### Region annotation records
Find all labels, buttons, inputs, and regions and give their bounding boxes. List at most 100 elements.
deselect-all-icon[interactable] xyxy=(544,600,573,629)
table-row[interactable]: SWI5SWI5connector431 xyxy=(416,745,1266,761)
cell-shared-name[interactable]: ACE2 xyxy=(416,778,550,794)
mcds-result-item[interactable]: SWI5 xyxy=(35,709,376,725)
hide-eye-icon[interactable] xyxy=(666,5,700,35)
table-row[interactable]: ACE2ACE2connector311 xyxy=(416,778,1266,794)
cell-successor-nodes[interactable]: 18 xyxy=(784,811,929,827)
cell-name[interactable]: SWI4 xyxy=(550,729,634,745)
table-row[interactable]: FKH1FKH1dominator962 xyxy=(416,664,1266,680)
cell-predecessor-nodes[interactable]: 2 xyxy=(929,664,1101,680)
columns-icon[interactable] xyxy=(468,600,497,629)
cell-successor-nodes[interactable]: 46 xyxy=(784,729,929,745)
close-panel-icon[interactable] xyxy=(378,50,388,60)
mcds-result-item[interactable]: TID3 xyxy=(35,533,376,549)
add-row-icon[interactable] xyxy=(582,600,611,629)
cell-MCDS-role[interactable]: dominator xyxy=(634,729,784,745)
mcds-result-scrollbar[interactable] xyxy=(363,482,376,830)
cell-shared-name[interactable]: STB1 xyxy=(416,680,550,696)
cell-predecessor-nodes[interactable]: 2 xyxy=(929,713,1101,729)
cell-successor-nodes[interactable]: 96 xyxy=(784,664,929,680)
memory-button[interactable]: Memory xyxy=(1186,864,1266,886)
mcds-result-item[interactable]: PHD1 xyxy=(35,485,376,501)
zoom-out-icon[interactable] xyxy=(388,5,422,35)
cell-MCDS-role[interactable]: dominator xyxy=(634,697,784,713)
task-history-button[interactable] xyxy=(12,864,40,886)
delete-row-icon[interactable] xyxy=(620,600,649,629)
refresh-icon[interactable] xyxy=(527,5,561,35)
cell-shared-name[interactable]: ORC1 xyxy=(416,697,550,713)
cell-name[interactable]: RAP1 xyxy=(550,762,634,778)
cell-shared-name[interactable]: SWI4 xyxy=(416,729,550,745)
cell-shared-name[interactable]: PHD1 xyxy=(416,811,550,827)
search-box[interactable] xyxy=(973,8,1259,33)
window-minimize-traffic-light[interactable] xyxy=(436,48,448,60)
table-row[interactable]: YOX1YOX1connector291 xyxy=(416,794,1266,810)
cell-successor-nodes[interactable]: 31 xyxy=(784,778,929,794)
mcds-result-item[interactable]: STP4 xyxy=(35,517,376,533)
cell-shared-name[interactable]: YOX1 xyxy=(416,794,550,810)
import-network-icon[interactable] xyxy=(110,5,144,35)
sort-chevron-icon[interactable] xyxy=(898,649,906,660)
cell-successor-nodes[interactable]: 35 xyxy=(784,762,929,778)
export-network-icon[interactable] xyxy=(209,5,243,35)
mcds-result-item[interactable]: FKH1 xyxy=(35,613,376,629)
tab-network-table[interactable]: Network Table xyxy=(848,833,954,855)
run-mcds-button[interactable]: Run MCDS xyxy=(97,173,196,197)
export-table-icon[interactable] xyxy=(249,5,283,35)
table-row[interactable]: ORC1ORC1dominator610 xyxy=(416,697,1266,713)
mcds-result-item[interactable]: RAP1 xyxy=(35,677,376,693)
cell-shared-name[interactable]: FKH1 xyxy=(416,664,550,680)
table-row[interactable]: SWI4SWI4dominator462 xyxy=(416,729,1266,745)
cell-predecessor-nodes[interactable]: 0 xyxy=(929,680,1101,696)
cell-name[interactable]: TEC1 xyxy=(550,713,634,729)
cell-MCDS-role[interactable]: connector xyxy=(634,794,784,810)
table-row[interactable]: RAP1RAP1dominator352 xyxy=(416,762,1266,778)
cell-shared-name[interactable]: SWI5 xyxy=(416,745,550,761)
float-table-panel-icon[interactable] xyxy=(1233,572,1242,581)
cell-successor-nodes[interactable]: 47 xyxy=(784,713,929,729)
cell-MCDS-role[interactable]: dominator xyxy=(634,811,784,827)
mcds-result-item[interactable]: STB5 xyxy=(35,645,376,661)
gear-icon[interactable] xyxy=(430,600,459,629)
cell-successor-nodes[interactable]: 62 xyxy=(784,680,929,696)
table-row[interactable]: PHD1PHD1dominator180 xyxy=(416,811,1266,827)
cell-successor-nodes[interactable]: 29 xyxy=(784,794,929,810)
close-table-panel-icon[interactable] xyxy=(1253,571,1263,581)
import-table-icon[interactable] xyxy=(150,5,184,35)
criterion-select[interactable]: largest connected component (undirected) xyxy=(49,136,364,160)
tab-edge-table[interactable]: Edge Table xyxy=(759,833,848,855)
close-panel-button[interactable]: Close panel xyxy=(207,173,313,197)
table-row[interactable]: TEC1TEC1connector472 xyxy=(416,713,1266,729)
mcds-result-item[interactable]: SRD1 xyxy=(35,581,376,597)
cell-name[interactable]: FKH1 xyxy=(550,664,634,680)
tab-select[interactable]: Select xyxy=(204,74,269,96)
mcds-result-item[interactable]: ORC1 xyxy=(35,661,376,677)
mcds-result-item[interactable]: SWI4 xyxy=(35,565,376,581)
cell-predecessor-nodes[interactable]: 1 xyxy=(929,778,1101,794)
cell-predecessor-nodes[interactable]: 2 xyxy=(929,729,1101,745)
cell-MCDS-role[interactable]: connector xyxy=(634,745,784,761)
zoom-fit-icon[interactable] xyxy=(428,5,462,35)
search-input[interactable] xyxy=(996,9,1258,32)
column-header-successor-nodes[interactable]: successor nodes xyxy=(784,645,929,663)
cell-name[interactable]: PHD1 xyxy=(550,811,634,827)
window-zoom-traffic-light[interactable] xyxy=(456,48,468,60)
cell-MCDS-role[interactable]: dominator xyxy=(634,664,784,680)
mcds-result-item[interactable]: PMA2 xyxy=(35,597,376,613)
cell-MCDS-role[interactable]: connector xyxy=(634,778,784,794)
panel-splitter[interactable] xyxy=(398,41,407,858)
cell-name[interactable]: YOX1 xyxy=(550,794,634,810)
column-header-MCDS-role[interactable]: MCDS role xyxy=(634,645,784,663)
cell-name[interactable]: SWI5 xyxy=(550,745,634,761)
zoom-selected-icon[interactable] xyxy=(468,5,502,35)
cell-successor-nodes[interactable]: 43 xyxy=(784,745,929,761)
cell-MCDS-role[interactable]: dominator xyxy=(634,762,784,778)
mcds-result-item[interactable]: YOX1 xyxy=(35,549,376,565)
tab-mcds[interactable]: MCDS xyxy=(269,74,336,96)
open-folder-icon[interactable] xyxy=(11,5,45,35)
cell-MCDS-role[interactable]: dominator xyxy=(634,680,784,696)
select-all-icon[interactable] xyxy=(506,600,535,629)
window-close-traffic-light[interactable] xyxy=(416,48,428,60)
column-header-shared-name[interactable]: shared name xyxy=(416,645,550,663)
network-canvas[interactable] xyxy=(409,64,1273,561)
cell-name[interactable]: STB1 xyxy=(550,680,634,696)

### Problem
Extract the stretch of items from the start of the records through the line containing "sort-chevron-icon[interactable] xyxy=(898,649,906,660)", inclusive, and reproduce those lines verbatim.

### Task answer
Find all labels, buttons, inputs, and regions and give their bounding boxes. List at most 100 elements.
deselect-all-icon[interactable] xyxy=(544,600,573,629)
table-row[interactable]: SWI5SWI5connector431 xyxy=(416,745,1266,761)
cell-shared-name[interactable]: ACE2 xyxy=(416,778,550,794)
mcds-result-item[interactable]: SWI5 xyxy=(35,709,376,725)
hide-eye-icon[interactable] xyxy=(666,5,700,35)
table-row[interactable]: ACE2ACE2connector311 xyxy=(416,778,1266,794)
cell-successor-nodes[interactable]: 18 xyxy=(784,811,929,827)
cell-name[interactable]: SWI4 xyxy=(550,729,634,745)
table-row[interactable]: FKH1FKH1dominator962 xyxy=(416,664,1266,680)
cell-predecessor-nodes[interactable]: 2 xyxy=(929,664,1101,680)
columns-icon[interactable] xyxy=(468,600,497,629)
cell-successor-nodes[interactable]: 46 xyxy=(784,729,929,745)
close-panel-icon[interactable] xyxy=(378,50,388,60)
mcds-result-item[interactable]: TID3 xyxy=(35,533,376,549)
add-row-icon[interactable] xyxy=(582,600,611,629)
cell-MCDS-role[interactable]: dominator xyxy=(634,729,784,745)
mcds-result-scrollbar[interactable] xyxy=(363,482,376,830)
cell-shared-name[interactable]: STB1 xyxy=(416,680,550,696)
cell-predecessor-nodes[interactable]: 2 xyxy=(929,713,1101,729)
cell-successor-nodes[interactable]: 96 xyxy=(784,664,929,680)
memory-button[interactable]: Memory xyxy=(1186,864,1266,886)
mcds-result-item[interactable]: PHD1 xyxy=(35,485,376,501)
zoom-out-icon[interactable] xyxy=(388,5,422,35)
cell-MCDS-role[interactable]: dominator xyxy=(634,697,784,713)
task-history-button[interactable] xyxy=(12,864,40,886)
delete-row-icon[interactable] xyxy=(620,600,649,629)
refresh-icon[interactable] xyxy=(527,5,561,35)
cell-shared-name[interactable]: ORC1 xyxy=(416,697,550,713)
cell-name[interactable]: RAP1 xyxy=(550,762,634,778)
cell-shared-name[interactable]: SWI4 xyxy=(416,729,550,745)
cell-shared-name[interactable]: PHD1 xyxy=(416,811,550,827)
search-box[interactable] xyxy=(973,8,1259,33)
window-minimize-traffic-light[interactable] xyxy=(436,48,448,60)
table-row[interactable]: YOX1YOX1connector291 xyxy=(416,794,1266,810)
cell-successor-nodes[interactable]: 31 xyxy=(784,778,929,794)
mcds-result-item[interactable]: STP4 xyxy=(35,517,376,533)
cell-shared-name[interactable]: YOX1 xyxy=(416,794,550,810)
import-network-icon[interactable] xyxy=(110,5,144,35)
sort-chevron-icon[interactable] xyxy=(898,649,906,660)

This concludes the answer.